- **Work to be completed**:
Write down each entry again, exactly as it reads.
* Start Task inputs *
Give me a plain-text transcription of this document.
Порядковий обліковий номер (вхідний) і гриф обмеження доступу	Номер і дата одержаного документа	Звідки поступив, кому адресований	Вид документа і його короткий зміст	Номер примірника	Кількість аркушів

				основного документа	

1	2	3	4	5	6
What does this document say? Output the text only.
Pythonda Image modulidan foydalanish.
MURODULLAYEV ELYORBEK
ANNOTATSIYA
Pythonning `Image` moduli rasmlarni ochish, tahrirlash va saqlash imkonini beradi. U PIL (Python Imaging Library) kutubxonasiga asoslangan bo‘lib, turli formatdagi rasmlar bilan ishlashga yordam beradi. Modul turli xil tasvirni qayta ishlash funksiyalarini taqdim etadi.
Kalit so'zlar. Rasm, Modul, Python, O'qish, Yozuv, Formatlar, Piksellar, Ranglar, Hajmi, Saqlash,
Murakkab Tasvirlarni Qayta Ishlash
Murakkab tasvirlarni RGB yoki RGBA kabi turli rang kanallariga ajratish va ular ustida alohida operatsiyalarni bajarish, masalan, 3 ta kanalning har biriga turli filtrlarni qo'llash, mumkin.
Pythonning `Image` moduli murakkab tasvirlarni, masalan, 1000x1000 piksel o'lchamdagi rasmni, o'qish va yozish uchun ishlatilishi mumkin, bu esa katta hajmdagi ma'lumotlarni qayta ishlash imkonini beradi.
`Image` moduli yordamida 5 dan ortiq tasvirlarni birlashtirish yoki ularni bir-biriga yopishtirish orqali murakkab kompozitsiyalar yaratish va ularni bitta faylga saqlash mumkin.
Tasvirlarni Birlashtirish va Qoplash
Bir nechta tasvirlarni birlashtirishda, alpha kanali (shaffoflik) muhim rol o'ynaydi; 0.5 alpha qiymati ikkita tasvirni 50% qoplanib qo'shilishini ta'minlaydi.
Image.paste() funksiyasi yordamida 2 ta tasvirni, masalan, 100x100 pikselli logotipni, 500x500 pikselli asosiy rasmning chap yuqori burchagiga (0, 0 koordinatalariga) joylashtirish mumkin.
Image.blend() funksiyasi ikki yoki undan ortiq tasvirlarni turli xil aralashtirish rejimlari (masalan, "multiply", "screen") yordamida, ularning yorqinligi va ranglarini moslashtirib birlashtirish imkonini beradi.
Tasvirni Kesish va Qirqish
* End Task inputs *
- **Solution below**:
Give me a plain-text transcription of this document.
Порядковий обліковий номер (вхідний) і гриф обмеження доступу	Номер і дата одержаного документа	Звідки поступив, кому адресований	Вид документа і його короткий зміст	Номер примірника	Кількість аркушів

				основного документа	

1	2	3	4	5	6
What does this document say? Output the text only.
Pythonda Image modulidan foydalanish.
MURODULLAYEV ELYORBEK
ANNOTATSIYA
Pythonning `Image` moduli rasmlarni ochish, tahrirlash va saqlash imkonini beradi. U PIL (Python Imaging Library) kutubxonasiga asoslangan bo‘lib, turli formatdagi rasmlar bilan ishlashga yordam beradi. Modul turli xil tasvirni qayta ishlash funksiyalarini taqdim etadi.
Kalit so'zlar. Rasm, Modul, Python, O'qish, Yozuv, Formatlar, Piksellar, Ranglar, Hajmi, Saqlash,
Murakkab Tasvirlarni Qayta Ishlash
Murakkab tasvirlarni RGB yoki RGBA kabi turli rang kanallariga ajratish va ular ustida alohida operatsiyalarni bajarish, masalan, 3 ta kanalning har biriga turli filtrlarni qo'llash, mumkin.
Pythonning `Image` moduli murakkab tasvirlarni, masalan, 1000x1000 piksel o'lchamdagi rasmni, o'qish va yozish uchun ishlatilishi mumkin, bu esa katta hajmdagi ma'lumotlarni qayta ishlash imkonini beradi.
`Image` moduli yordamida 5 dan ortiq tasvirlarni birlashtirish yoki ularni bir-biriga yopishtirish orqali murakkab kompozitsiyalar yaratish va ularni bitta faylga saqlash mumkin.
Tasvirlarni Birlashtirish va Qoplash
Bir nechta tasvirlarni birlashtirishda, alpha kanali (shaffoflik) muhim rol o'ynaydi; 0.5 alpha qiymati ikkita tasvirni 50% qoplanib qo'shilishini ta'minlaydi.
Image.paste() funksiyasi yordamida 2 ta tasvirni, masalan, 100x100 pikselli logotipni, 500x500 pikselli asosiy rasmning chap yuqori burchagiga (0, 0 koordinatalariga) joylashtirish mumkin.
Image.blend() funksiyasi ikki yoki undan ortiq tasvirlarni turli xil aralashtirish rejimlari (masalan, "multiply", "screen") yordamida, ularning yorqinligi va ranglarini moslashtirib birlashtirish imkonini beradi.
Tasvirni Kesish va Qirqish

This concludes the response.